▸ Task objective
Copy every line that holds "JSON".

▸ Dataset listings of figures
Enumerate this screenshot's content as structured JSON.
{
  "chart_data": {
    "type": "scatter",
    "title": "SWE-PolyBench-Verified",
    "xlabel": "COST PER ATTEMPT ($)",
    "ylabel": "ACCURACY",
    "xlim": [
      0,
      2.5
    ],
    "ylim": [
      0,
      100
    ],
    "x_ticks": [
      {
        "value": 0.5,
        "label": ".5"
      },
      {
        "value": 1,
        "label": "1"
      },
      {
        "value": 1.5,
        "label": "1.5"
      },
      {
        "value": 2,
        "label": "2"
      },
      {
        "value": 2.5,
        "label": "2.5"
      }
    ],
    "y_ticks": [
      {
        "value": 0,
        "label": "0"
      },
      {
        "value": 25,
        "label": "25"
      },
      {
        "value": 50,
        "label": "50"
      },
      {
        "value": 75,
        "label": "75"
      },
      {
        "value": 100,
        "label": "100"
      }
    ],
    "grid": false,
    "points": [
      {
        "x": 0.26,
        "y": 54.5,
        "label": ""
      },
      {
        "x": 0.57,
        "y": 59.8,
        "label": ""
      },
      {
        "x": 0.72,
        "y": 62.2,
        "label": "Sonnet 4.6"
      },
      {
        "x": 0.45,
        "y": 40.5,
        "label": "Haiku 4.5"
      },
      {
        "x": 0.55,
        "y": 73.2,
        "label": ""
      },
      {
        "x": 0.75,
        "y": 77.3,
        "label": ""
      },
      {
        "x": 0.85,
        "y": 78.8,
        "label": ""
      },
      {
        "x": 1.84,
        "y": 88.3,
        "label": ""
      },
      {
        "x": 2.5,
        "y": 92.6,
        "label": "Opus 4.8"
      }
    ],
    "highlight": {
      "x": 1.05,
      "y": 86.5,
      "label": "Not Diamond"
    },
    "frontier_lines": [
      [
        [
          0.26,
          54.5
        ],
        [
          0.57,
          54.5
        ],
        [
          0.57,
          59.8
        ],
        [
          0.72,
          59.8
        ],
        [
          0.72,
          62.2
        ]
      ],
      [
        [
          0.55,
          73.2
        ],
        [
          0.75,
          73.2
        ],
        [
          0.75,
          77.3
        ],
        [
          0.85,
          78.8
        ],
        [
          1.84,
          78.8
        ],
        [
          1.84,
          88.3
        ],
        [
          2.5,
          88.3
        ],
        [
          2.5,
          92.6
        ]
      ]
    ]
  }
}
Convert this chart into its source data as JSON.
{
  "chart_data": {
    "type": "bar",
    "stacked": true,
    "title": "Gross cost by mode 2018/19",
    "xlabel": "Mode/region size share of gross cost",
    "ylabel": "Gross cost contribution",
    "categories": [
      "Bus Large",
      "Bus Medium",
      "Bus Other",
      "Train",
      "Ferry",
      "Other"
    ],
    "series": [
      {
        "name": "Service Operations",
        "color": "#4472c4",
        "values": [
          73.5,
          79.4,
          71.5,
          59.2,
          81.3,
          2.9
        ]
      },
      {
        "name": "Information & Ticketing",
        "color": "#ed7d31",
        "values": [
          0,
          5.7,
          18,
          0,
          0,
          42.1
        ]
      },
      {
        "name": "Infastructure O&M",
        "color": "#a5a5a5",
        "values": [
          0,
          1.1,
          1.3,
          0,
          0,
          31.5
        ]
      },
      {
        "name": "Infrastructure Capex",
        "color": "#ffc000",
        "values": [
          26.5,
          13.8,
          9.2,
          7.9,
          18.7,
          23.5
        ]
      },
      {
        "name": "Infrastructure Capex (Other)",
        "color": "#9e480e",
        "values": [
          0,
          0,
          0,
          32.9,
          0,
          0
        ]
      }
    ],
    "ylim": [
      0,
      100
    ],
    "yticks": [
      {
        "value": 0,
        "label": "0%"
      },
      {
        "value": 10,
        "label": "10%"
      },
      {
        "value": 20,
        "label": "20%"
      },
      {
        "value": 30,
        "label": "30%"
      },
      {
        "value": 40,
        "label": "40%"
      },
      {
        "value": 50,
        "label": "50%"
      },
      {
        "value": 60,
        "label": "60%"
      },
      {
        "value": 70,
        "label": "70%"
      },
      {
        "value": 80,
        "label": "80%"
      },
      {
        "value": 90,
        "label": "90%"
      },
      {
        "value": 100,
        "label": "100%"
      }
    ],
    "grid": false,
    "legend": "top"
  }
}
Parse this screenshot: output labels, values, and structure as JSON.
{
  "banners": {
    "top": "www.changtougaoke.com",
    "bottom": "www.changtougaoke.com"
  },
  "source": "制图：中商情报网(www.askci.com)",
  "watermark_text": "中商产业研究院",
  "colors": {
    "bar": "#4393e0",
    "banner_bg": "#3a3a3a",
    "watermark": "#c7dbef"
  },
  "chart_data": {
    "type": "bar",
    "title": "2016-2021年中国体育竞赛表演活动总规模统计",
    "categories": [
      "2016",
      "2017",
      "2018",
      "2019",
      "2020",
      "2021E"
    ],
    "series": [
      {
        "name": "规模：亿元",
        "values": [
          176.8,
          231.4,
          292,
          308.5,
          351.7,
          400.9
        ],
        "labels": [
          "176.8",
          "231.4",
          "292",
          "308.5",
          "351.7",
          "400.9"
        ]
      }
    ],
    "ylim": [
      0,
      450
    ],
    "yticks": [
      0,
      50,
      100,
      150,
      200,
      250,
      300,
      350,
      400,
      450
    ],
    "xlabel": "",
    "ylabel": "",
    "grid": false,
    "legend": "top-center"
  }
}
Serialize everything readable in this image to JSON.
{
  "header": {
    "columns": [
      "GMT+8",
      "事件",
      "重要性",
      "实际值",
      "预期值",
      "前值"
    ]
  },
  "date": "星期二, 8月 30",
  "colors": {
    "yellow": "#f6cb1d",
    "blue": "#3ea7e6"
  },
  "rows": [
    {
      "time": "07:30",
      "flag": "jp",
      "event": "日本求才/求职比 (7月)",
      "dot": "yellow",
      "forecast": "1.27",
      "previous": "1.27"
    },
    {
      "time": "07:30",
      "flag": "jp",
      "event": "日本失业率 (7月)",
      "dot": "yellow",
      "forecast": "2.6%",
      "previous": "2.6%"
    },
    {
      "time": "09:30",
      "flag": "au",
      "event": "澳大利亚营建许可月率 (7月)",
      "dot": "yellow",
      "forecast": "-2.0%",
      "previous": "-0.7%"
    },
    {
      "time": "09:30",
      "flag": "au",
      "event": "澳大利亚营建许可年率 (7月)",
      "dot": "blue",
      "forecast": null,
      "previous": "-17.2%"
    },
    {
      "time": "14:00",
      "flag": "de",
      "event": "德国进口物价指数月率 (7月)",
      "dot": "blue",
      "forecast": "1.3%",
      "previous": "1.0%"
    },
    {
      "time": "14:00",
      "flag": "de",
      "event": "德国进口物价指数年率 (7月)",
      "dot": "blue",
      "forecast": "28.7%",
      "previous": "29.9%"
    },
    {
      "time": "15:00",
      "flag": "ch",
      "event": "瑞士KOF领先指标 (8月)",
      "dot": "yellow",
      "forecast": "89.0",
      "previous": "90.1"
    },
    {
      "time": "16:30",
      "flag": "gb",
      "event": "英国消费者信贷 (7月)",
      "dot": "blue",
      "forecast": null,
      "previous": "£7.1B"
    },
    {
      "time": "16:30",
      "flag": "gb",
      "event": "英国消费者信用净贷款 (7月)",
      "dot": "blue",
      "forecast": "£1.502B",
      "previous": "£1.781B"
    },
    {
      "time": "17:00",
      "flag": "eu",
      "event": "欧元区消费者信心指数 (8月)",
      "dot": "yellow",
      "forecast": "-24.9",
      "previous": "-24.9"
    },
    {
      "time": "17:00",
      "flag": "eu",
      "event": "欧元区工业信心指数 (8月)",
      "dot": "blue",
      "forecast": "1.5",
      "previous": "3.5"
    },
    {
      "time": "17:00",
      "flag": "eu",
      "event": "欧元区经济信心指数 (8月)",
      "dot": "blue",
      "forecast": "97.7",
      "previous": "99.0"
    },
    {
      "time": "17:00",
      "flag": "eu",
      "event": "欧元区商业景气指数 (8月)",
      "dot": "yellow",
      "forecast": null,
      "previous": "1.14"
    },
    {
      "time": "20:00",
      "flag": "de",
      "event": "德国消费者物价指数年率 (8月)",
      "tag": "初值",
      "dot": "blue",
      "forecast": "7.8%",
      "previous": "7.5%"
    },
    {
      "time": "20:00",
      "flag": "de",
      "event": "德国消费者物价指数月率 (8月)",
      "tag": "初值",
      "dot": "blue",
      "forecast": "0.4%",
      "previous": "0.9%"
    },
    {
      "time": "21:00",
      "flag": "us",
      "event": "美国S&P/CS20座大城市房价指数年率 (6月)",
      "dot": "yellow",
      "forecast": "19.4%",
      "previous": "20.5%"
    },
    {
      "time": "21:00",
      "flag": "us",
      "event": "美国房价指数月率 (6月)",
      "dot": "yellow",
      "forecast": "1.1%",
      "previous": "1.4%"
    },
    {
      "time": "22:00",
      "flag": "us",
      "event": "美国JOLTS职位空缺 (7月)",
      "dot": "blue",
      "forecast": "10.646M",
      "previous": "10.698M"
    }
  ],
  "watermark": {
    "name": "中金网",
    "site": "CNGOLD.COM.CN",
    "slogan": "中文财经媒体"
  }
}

▸ Written response
Enumerate this screenshot's content as structured JSON.
Convert this chart into its source data as JSON.
Parse this screenshot: output labels, values, and structure as JSON.
Serialize everything readable in this image to JSON.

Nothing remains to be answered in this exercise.